- [Goal]: From the listing below, tally the lines that include "white". Return only the total.

- [Extracted material]:
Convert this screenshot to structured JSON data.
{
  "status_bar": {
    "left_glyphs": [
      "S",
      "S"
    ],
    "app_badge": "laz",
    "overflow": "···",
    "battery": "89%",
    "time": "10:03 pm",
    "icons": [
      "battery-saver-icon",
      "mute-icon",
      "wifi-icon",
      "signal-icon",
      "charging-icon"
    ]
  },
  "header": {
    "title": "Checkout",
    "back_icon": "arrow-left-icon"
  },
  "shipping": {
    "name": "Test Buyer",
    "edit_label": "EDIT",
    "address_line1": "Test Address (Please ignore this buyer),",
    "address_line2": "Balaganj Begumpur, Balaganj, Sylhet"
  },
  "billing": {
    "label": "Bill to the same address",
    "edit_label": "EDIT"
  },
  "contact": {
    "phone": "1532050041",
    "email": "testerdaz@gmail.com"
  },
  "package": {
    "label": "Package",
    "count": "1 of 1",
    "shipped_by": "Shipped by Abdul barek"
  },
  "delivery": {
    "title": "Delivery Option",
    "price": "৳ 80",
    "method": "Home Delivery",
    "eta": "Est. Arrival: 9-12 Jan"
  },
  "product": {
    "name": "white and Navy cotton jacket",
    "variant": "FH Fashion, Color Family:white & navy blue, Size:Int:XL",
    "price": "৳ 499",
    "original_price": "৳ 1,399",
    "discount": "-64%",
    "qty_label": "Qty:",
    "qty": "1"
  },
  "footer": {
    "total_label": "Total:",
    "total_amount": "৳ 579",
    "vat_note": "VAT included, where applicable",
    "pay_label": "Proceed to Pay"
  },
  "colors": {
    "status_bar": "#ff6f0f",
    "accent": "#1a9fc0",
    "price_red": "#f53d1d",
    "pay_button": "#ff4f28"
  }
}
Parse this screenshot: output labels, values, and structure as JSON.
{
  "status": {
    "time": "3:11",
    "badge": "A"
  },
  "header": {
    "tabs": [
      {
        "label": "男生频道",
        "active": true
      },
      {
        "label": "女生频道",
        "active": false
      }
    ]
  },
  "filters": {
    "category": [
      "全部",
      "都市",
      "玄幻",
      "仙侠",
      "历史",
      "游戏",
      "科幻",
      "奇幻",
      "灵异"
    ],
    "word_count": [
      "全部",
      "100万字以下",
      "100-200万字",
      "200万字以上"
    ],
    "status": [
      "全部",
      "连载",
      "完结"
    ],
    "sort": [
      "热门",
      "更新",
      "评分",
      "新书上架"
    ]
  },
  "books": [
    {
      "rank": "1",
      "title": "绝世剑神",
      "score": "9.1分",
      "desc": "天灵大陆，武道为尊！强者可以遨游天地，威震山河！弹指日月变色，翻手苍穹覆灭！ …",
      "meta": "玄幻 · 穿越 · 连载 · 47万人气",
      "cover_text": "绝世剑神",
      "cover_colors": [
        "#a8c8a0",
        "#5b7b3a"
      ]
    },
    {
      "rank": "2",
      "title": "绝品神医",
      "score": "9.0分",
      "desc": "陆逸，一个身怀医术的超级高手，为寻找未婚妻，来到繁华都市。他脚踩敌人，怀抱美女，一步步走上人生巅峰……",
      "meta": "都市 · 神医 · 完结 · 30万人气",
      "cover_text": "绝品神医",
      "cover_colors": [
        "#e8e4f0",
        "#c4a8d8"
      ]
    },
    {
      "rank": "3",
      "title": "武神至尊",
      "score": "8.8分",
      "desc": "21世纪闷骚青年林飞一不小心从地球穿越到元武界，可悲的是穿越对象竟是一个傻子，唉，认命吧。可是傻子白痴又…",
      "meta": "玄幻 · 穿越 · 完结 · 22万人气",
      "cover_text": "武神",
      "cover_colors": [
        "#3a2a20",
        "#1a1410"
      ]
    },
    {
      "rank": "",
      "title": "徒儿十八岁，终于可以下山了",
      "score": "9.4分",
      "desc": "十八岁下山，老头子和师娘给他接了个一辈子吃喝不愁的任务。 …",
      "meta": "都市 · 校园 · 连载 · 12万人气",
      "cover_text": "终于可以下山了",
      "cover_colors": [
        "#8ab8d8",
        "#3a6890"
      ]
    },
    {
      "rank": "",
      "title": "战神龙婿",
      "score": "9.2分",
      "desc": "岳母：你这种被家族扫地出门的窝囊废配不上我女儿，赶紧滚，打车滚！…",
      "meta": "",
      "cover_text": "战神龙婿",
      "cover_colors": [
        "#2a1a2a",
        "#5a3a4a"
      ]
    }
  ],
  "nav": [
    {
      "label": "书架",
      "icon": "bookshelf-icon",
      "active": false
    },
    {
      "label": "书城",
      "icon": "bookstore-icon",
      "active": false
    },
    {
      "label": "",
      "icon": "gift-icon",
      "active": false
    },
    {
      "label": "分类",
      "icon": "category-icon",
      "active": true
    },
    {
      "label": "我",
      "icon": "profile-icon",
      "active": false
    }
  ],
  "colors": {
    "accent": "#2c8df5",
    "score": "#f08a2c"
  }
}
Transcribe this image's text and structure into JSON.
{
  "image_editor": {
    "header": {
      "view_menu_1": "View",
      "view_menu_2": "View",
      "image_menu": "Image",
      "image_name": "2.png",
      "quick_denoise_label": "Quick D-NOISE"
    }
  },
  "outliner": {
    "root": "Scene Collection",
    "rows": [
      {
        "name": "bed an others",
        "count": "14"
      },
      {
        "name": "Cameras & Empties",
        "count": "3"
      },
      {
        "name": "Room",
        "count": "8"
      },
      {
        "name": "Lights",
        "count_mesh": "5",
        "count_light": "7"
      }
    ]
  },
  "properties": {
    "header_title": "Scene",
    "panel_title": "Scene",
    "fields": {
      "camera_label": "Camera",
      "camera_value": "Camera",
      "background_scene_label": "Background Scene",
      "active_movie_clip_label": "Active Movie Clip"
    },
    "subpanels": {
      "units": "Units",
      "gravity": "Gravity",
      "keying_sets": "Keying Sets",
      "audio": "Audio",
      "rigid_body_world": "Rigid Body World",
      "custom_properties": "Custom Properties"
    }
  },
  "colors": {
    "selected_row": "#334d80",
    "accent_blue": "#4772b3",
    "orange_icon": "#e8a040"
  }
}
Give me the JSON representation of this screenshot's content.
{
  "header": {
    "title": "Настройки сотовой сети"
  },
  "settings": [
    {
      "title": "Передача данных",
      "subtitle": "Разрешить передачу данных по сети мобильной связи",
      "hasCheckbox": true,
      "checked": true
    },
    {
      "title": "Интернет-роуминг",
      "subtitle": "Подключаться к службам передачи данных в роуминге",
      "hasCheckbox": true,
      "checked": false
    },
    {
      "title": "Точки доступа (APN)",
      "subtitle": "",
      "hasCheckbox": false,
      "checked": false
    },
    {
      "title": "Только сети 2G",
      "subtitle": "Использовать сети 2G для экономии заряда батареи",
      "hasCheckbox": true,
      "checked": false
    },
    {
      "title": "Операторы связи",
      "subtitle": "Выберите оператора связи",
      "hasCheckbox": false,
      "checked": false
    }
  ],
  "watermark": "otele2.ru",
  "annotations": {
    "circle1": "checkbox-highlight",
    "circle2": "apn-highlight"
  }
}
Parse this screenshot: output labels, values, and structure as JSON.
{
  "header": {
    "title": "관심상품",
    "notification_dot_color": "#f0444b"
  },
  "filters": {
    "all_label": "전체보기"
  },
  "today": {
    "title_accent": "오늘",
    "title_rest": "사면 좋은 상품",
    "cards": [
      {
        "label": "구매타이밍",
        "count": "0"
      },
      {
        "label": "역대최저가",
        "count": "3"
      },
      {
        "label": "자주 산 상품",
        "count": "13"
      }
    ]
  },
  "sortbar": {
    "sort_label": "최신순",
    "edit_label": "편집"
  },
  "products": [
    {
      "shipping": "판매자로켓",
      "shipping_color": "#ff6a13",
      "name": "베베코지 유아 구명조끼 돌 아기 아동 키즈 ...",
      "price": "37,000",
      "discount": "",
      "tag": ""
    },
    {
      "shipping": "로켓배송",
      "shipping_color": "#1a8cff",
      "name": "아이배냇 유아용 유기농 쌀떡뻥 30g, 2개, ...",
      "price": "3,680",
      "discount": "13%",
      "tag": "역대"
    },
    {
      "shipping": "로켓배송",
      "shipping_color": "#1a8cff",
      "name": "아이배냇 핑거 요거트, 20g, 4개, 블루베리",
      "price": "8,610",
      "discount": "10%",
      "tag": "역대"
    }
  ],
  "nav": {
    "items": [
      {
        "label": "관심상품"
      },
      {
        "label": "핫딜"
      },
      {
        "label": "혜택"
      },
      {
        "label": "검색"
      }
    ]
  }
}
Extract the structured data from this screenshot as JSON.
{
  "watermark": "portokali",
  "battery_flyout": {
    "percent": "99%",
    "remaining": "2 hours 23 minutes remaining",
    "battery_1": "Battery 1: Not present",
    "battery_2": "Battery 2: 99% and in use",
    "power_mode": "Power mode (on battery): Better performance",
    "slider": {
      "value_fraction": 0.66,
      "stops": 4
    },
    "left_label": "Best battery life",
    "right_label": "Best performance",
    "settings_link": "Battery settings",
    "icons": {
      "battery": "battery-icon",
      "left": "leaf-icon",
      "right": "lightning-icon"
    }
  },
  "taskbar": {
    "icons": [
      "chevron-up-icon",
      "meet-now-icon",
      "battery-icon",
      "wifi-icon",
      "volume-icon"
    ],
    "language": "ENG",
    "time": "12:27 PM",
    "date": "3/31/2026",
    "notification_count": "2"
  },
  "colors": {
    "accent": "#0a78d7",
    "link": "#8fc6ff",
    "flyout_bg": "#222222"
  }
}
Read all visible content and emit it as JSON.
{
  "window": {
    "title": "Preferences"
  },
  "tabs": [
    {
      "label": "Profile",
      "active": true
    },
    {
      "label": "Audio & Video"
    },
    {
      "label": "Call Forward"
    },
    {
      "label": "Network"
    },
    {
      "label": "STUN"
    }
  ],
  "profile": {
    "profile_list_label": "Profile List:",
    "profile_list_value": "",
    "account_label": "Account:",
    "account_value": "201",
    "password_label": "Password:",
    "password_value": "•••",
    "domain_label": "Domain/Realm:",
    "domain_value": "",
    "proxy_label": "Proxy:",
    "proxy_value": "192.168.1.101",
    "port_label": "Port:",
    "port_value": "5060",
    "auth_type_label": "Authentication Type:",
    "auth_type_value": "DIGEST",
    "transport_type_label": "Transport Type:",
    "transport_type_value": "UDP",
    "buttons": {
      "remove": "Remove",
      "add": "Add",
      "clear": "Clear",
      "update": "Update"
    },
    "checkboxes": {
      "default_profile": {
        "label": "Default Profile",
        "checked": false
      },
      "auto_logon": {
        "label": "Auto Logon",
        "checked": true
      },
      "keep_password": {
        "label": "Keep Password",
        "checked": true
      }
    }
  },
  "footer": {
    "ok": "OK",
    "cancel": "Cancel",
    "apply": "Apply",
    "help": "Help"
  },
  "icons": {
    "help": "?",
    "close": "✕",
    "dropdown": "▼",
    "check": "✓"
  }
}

- [Solution to this exercise]: 2